▸ RECORDS FOR PROCESSING
_____

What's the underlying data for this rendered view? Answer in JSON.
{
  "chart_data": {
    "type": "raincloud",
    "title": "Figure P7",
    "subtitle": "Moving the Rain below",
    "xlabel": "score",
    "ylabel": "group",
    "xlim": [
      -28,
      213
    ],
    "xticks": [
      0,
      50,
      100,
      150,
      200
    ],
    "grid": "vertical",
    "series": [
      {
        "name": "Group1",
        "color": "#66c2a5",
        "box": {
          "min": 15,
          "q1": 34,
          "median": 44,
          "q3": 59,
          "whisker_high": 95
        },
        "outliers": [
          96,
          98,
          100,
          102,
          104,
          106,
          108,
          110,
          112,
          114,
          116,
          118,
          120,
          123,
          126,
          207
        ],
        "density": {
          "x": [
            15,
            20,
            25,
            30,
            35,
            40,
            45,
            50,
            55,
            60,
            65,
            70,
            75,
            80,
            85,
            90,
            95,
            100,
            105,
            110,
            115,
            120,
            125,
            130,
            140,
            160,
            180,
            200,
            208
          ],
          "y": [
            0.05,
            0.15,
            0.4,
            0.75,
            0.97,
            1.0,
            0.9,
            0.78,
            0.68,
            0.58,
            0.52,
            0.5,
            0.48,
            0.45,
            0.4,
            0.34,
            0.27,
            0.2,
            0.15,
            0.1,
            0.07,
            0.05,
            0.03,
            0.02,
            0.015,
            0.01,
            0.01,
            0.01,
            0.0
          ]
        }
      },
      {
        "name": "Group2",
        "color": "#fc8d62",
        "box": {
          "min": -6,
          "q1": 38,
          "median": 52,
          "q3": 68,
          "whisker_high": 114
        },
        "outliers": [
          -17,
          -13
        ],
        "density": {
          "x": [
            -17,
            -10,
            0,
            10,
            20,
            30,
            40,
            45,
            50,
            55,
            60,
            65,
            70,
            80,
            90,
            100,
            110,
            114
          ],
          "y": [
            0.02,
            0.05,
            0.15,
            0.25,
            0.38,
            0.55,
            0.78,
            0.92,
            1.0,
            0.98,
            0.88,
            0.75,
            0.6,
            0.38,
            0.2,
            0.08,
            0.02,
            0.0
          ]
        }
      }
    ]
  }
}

_____

▸ WHAT TO PRODUCE
Write all of the records out again exactly.

▸ SOLUTION FOR THIS EXERCISE
What's the underlying data for this rendered view? Answer in JSON.
{
  "chart_data": {
    "type": "raincloud",
    "title": "Figure P7",
    "subtitle": "Moving the Rain below",
    "xlabel": "score",
    "ylabel": "group",
    "xlim": [
      -28,
      213
    ],
    "xticks": [
      0,
      50,
      100,
      150,
      200
    ],
    "grid": "vertical",
    "series": [
      {
        "name": "Group1",
        "color": "#66c2a5",
        "box": {
          "min": 15,
          "q1": 34,
          "median": 44,
          "q3": 59,
          "whisker_high": 95
        },
        "outliers": [
          96,
          98,
          100,
          102,
          104,
          106,
          108,
          110,
          112,
          114,
          116,
          118,
          120,
          123,
          126,
          207
        ],
        "density": {
          "x": [
            15,
            20,
            25,
            30,
            35,
            40,
            45,
            50,
            55,
            60,
            65,
            70,
            75,
            80,
            85,
            90,
            95,
            100,
            105,
            110,
            115,
            120,
            125,
            130,
            140,
            160,
            180,
            200,
            208
          ],
          "y": [
            0.05,
            0.15,
            0.4,
            0.75,
            0.97,
            1.0,
            0.9,
            0.78,
            0.68,
            0.58,
            0.52,
            0.5,
            0.48,
            0.45,
            0.4,
            0.34,
            0.27,
            0.2,
            0.15,
            0.1,
            0.07,
            0.05,
            0.03,
            0.02,
            0.015,
            0.01,
            0.01,
            0.01,
            0.0
          ]
        }
      },
      {
        "name": "Group2",
        "color": "#fc8d62",
        "box": {
          "min": -6,
          "q1": 38,
          "median": 52,
          "q3": 68,
          "whisker_high": 114
        },
        "outliers": [
          -17,
          -13
        ],
        "density": {
          "x": [
            -17,
            -10,
            0,
            10,
            20,
            30,
            40,
            45,
            50,
            55,
            60,
            65,
            70,
            80,
            90,
            100,
            110,
            114
          ],
          "y": [
            0.02,
            0.05,
            0.15,
            0.25,
            0.38,
            0.55,
            0.78,
            0.92,
            1.0,
            0.98,
            0.88,
            0.75,
            0.6,
            0.38,
            0.2,
            0.08,
            0.02,
            0.0
          ]
        }
      }
    ]
  }
}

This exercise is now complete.